[BEGIN]

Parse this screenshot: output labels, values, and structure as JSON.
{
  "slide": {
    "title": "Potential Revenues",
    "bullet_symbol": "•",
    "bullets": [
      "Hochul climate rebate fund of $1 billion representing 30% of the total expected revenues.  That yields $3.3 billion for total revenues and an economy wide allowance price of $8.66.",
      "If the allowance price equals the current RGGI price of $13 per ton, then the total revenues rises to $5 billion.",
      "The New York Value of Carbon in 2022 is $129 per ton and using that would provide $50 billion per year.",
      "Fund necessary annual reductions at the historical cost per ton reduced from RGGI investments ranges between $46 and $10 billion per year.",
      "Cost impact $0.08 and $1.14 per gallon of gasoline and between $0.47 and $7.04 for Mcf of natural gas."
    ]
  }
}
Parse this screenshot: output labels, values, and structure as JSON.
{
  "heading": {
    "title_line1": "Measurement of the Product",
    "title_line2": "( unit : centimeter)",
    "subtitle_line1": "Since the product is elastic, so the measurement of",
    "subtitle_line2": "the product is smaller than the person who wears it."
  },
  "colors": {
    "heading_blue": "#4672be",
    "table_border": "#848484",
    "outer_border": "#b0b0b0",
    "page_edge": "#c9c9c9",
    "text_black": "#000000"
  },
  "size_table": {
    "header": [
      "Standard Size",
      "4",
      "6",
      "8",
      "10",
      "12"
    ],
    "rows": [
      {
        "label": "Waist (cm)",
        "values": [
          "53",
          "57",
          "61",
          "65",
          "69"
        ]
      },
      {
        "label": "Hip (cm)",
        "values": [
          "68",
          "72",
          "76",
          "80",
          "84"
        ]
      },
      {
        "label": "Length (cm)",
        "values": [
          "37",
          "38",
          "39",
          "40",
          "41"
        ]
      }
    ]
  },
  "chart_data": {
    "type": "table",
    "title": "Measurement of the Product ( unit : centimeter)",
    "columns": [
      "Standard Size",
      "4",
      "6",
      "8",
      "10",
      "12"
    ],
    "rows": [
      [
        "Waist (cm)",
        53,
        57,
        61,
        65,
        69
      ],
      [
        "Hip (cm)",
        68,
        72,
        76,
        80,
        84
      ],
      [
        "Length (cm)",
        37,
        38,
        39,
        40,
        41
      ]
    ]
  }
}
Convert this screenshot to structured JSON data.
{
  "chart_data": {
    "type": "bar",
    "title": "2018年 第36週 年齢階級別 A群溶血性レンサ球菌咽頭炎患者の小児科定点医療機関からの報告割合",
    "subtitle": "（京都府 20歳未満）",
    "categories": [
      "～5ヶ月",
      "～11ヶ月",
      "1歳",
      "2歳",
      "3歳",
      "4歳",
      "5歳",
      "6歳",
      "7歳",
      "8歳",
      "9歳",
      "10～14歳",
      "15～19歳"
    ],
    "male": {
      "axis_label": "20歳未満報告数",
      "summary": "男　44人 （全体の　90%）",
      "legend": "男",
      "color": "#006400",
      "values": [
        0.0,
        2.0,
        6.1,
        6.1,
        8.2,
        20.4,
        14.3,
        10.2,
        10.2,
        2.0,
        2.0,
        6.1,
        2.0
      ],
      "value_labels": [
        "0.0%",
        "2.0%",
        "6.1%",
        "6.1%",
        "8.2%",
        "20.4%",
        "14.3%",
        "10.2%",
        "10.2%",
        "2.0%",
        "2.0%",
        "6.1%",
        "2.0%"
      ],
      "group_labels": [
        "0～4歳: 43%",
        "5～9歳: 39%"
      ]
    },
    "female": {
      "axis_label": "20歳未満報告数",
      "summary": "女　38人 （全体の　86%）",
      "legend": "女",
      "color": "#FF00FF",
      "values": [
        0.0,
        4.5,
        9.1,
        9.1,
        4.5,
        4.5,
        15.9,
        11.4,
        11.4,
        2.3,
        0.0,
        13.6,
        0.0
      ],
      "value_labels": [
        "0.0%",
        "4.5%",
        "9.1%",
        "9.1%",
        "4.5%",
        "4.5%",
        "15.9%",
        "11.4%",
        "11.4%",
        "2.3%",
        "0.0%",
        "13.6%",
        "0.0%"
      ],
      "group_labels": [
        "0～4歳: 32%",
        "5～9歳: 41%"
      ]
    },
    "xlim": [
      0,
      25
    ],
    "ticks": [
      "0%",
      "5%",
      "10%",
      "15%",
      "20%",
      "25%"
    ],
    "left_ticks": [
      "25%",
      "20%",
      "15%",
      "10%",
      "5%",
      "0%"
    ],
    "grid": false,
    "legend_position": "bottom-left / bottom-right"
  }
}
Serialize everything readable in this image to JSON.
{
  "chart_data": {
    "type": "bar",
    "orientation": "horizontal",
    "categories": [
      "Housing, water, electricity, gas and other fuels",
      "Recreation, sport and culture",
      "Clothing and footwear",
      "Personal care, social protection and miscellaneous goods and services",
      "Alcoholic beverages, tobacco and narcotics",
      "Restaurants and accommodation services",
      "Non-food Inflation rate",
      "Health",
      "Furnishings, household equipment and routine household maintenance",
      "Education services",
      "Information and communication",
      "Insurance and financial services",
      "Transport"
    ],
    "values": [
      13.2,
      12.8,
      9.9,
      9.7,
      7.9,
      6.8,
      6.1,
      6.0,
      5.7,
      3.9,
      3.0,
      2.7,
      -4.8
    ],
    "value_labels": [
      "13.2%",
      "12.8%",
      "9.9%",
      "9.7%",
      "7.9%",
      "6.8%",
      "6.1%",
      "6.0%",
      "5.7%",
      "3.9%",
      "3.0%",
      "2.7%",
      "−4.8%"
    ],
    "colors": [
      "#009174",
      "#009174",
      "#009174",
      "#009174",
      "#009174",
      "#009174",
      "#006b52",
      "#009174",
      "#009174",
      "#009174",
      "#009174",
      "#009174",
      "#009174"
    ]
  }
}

[END]

GOAL OF THE EXERCISE:
Return each line of the records above exactly as it reads.

TASK SOLUTION:
Parse this screenshot: output labels, values, and structure as JSON.
{
  "slide": {
    "title": "Potential Revenues",
    "bullet_symbol": "•",
    "bullets": [
      "Hochul climate rebate fund of $1 billion representing 30% of the total expected revenues.  That yields $3.3 billion for total revenues and an economy wide allowance price of $8.66.",
      "If the allowance price equals the current RGGI price of $13 per ton, then the total revenues rises to $5 billion.",
      "The New York Value of Carbon in 2022 is $129 per ton and using that would provide $50 billion per year.",
      "Fund necessary annual reductions at the historical cost per ton reduced from RGGI investments ranges between $46 and $10 billion per year.",
      "Cost impact $0.08 and $1.14 per gallon of gasoline and between $0.47 and $7.04 for Mcf of natural gas."
    ]
  }
}
Parse this screenshot: output labels, values, and structure as JSON.
{
  "heading": {
    "title_line1": "Measurement of the Product",
    "title_line2": "( unit : centimeter)",
    "subtitle_line1": "Since the product is elastic, so the measurement of",
    "subtitle_line2": "the product is smaller than the person who wears it."
  },
  "colors": {
    "heading_blue": "#4672be",
    "table_border": "#848484",
    "outer_border": "#b0b0b0",
    "page_edge": "#c9c9c9",
    "text_black": "#000000"
  },
  "size_table": {
    "header": [
      "Standard Size",
      "4",
      "6",
      "8",
      "10",
      "12"
    ],
    "rows": [
      {
        "label": "Waist (cm)",
        "values": [
          "53",
          "57",
          "61",
          "65",
          "69"
        ]
      },
      {
        "label": "Hip (cm)",
        "values": [
          "68",
          "72",
          "76",
          "80",
          "84"
        ]
      },
      {
        "label": "Length (cm)",
        "values": [
          "37",
          "38",
          "39",
          "40",
          "41"
        ]
      }
    ]
  },
  "chart_data": {
    "type": "table",
    "title": "Measurement of the Product ( unit : centimeter)",
    "columns": [
      "Standard Size",
      "4",
      "6",
      "8",
      "10",
      "12"
    ],
    "rows": [
      [
        "Waist (cm)",
        53,
        57,
        61,
        65,
        69
      ],
      [
        "Hip (cm)",
        68,
        72,
        76,
        80,
        84
      ],
      [
        "Length (cm)",
        37,
        38,
        39,
        40,
        41
      ]
    ]
  }
}
Convert this screenshot to structured JSON data.
{
  "chart_data": {
    "type": "bar",
    "title": "2018年 第36週 年齢階級別 A群溶血性レンサ球菌咽頭炎患者の小児科定点医療機関からの報告割合",
    "subtitle": "（京都府 20歳未満）",
    "categories": [
      "～5ヶ月",
      "～11ヶ月",
      "1歳",
      "2歳",
      "3歳",
      "4歳",
      "5歳",
      "6歳",
      "7歳",
      "8歳",
      "9歳",
      "10～14歳",
      "15～19歳"
    ],
    "male": {
      "axis_label": "20歳未満報告数",
      "summary": "男　44人 （全体の　90%）",
      "legend": "男",
      "color": "#006400",
      "values": [
        0.0,
        2.0,
        6.1,
        6.1,
        8.2,
        20.4,
        14.3,
        10.2,
        10.2,
        2.0,
        2.0,
        6.1,
        2.0
      ],
      "value_labels": [
        "0.0%",
        "2.0%",
        "6.1%",
        "6.1%",
        "8.2%",
        "20.4%",
        "14.3%",
        "10.2%",
        "10.2%",
        "2.0%",
        "2.0%",
        "6.1%",
        "2.0%"
      ],
      "group_labels": [
        "0～4歳: 43%",
        "5～9歳: 39%"
      ]
    },
    "female": {
      "axis_label": "20歳未満報告数",
      "summary": "女　38人 （全体の　86%）",
      "legend": "女",
      "color": "#FF00FF",
      "values": [
        0.0,
        4.5,
        9.1,
        9.1,
        4.5,
        4.5,
        15.9,
        11.4,
        11.4,
        2.3,
        0.0,
        13.6,
        0.0
      ],
      "value_labels": [
        "0.0%",
        "4.5%",
        "9.1%",
        "9.1%",
        "4.5%",
        "4.5%",
        "15.9%",
        "11.4%",
        "11.4%",
        "2.3%",
        "0.0%",
        "13.6%",
        "0.0%"
      ],
      "group_labels": [
        "0～4歳: 32%",
        "5～9歳: 41%"
      ]
    },
    "xlim": [
      0,
      25
    ],
    "ticks": [
      "0%",
      "5%",
      "10%",
      "15%",
      "20%",
      "25%"
    ],
    "left_ticks": [
      "25%",
      "20%",
      "15%",
      "10%",
      "5%",
      "0%"
    ],
    "grid": false,
    "legend_position": "bottom-left / bottom-right"
  }
}
Serialize everything readable in this image to JSON.
{
  "chart_data": {
    "type": "bar",
    "orientation": "horizontal",
    "categories": [
      "Housing, water, electricity, gas and other fuels",
      "Recreation, sport and culture",
      "Clothing and footwear",
      "Personal care, social protection and miscellaneous goods and services",
      "Alcoholic beverages, tobacco and narcotics",
      "Restaurants and accommodation services",
      "Non-food Inflation rate",
      "Health",
      "Furnishings, household equipment and routine household maintenance",
      "Education services",
      "Information and communication",
      "Insurance and financial services",
      "Transport"
    ],
    "values": [
      13.2,
      12.8,
      9.9,
      9.7,
      7.9,
      6.8,
      6.1,
      6.0,
      5.7,
      3.9,
      3.0,
      2.7,
      -4.8
    ],
    "value_labels": [
      "13.2%",
      "12.8%",
      "9.9%",
      "9.7%",
      "7.9%",
      "6.8%",
      "6.1%",
      "6.0%",
      "5.7%",
      "3.9%",
      "3.0%",
      "2.7%",
      "−4.8%"
    ],
    "colors": [
      "#009174",
      "#009174",
      "#009174",
      "#009174",
      "#009174",
      "#009174",
      "#006b52",
      "#009174",
      "#009174",
      "#009174",
      "#009174",
      "#009174",
      "#009174"
    ]
  }
}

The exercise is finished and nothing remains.